▶ Aim of the task: Look through the data and write out every line with the word "Тыва" in it.

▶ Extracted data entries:
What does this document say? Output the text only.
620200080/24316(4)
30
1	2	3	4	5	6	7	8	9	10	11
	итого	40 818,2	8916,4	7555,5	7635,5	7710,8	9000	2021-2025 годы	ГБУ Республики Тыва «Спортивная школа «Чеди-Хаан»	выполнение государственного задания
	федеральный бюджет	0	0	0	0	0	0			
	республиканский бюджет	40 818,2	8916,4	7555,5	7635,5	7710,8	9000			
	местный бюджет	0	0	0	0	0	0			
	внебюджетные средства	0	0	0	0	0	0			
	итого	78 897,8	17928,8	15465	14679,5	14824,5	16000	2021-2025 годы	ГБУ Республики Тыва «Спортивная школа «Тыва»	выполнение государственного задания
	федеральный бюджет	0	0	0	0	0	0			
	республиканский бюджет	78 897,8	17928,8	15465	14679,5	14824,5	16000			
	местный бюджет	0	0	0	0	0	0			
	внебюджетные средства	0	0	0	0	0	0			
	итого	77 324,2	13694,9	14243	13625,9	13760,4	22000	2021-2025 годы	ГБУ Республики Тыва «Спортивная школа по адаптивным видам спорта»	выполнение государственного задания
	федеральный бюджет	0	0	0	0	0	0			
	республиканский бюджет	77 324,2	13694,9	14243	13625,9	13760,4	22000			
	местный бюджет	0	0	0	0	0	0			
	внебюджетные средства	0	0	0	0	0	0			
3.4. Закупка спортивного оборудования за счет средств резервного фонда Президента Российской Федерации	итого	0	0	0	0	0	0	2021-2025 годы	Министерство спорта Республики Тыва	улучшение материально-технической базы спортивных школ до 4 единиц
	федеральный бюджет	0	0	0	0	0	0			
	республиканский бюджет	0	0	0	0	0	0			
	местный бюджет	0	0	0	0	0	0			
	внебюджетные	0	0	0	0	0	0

▶ Full response:
	итого	40 818,2	8916,4	7555,5	7635,5	7710,8	9000	2021-2025 годы	ГБУ Республики Тыва «Спортивная школа «Чеди-Хаан»	выполнение государственного задания
	итого	78 897,8	17928,8	15465	14679,5	14824,5	16000	2021-2025 годы	ГБУ Республики Тыва «Спортивная школа «Тыва»	выполнение государственного задания
	итого	77 324,2	13694,9	14243	13625,9	13760,4	22000	2021-2025 годы	ГБУ Республики Тыва «Спортивная школа по адаптивным видам спорта»	выполнение государственного задания
3.4. Закупка спортивного оборудования за счет средств резервного фонда Президента Российской Федерации	итого	0	0	0	0	0	0	2021-2025 годы	Министерство спорта Республики Тыва	улучшение материально-технической базы спортивных школ до 4 единиц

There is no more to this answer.